Records:
····················
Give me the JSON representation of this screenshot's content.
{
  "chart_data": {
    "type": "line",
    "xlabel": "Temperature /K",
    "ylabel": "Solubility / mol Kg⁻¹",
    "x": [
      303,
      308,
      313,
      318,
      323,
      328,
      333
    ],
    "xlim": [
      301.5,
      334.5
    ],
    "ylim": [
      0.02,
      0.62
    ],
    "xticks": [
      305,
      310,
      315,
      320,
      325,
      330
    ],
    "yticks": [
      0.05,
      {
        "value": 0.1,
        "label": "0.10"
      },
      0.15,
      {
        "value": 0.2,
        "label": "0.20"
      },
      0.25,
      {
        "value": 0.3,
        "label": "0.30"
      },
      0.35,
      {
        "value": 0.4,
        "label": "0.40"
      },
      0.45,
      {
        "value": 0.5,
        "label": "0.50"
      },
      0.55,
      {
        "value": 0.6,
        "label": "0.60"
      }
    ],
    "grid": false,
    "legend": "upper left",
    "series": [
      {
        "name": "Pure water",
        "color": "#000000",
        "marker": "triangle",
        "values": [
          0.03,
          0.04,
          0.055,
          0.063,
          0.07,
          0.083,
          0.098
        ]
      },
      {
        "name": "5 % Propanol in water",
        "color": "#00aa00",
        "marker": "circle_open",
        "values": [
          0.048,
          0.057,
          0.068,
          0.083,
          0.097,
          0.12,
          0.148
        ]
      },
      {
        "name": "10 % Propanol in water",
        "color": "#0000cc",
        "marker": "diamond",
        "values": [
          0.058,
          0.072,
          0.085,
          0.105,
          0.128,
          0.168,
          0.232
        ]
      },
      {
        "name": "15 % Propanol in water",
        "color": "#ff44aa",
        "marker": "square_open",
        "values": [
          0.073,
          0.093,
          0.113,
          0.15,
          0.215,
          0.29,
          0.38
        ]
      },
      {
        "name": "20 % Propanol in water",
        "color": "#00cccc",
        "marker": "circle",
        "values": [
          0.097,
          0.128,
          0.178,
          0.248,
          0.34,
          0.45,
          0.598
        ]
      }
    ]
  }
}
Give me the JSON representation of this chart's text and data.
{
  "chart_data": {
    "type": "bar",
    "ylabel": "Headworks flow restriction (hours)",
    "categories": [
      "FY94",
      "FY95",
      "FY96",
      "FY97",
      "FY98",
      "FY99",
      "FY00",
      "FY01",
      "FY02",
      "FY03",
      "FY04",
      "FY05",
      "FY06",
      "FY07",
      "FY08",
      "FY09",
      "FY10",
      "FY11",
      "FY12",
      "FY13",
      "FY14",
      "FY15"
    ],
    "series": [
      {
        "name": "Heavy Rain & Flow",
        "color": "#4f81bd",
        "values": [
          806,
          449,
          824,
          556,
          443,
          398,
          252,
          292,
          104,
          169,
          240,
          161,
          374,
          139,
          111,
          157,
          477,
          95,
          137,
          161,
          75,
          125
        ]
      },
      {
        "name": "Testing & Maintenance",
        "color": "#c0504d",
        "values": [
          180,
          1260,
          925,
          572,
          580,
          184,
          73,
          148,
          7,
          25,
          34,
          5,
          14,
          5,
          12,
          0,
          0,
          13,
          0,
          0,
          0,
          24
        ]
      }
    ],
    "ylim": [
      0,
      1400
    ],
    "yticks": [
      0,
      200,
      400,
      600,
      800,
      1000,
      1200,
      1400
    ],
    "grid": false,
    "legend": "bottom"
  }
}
····················
Task prompt: Reproduce every record, matching each line exactly.

Answer below:
Give me the JSON representation of this screenshot's content.
{
  "chart_data": {
    "type": "line",
    "xlabel": "Temperature /K",
    "ylabel": "Solubility / mol Kg⁻¹",
    "x": [
      303,
      308,
      313,
      318,
      323,
      328,
      333
    ],
    "xlim": [
      301.5,
      334.5
    ],
    "ylim": [
      0.02,
      0.62
    ],
    "xticks": [
      305,
      310,
      315,
      320,
      325,
      330
    ],
    "yticks": [
      0.05,
      {
        "value": 0.1,
        "label": "0.10"
      },
      0.15,
      {
        "value": 0.2,
        "label": "0.20"
      },
      0.25,
      {
        "value": 0.3,
        "label": "0.30"
      },
      0.35,
      {
        "value": 0.4,
        "label": "0.40"
      },
      0.45,
      {
        "value": 0.5,
        "label": "0.50"
      },
      0.55,
      {
        "value": 0.6,
        "label": "0.60"
      }
    ],
    "grid": false,
    "legend": "upper left",
    "series": [
      {
        "name": "Pure water",
        "color": "#000000",
        "marker": "triangle",
        "values": [
          0.03,
          0.04,
          0.055,
          0.063,
          0.07,
          0.083,
          0.098
        ]
      },
      {
        "name": "5 % Propanol in water",
        "color": "#00aa00",
        "marker": "circle_open",
        "values": [
          0.048,
          0.057,
          0.068,
          0.083,
          0.097,
          0.12,
          0.148
        ]
      },
      {
        "name": "10 % Propanol in water",
        "color": "#0000cc",
        "marker": "diamond",
        "values": [
          0.058,
          0.072,
          0.085,
          0.105,
          0.128,
          0.168,
          0.232
        ]
      },
      {
        "name": "15 % Propanol in water",
        "color": "#ff44aa",
        "marker": "square_open",
        "values": [
          0.073,
          0.093,
          0.113,
          0.15,
          0.215,
          0.29,
          0.38
        ]
      },
      {
        "name": "20 % Propanol in water",
        "color": "#00cccc",
        "marker": "circle",
        "values": [
          0.097,
          0.128,
          0.178,
          0.248,
          0.34,
          0.45,
          0.598
        ]
      }
    ]
  }
}
Give me the JSON representation of this chart's text and data.
{
  "chart_data": {
    "type": "bar",
    "ylabel": "Headworks flow restriction (hours)",
    "categories": [
      "FY94",
      "FY95",
      "FY96",
      "FY97",
      "FY98",
      "FY99",
      "FY00",
      "FY01",
      "FY02",
      "FY03",
      "FY04",
      "FY05",
      "FY06",
      "FY07",
      "FY08",
      "FY09",
      "FY10",
      "FY11",
      "FY12",
      "FY13",
      "FY14",
      "FY15"
    ],
    "series": [
      {
        "name": "Heavy Rain & Flow",
        "color": "#4f81bd",
        "values": [
          806,
          449,
          824,
          556,
          443,
          398,
          252,
          292,
          104,
          169,
          240,
          161,
          374,
          139,
          111,
          157,
          477,
          95,
          137,
          161,
          75,
          125
        ]
      },
      {
        "name": "Testing & Maintenance",
        "color": "#c0504d",
        "values": [
          180,
          1260,
          925,
          572,
          580,
          184,
          73,
          148,
          7,
          25,
          34,
          5,
          14,
          5,
          12,
          0,
          0,
          13,
          0,
          0,
          0,
          24
        ]
      }
    ],
    "ylim": [
      0,
      1400
    ],
    "yticks": [
      0,
      200,
      400,
      600,
      800,
      1000,
      1200,
      1400
    ],
    "grid": false,
    "legend": "bottom"
  }
}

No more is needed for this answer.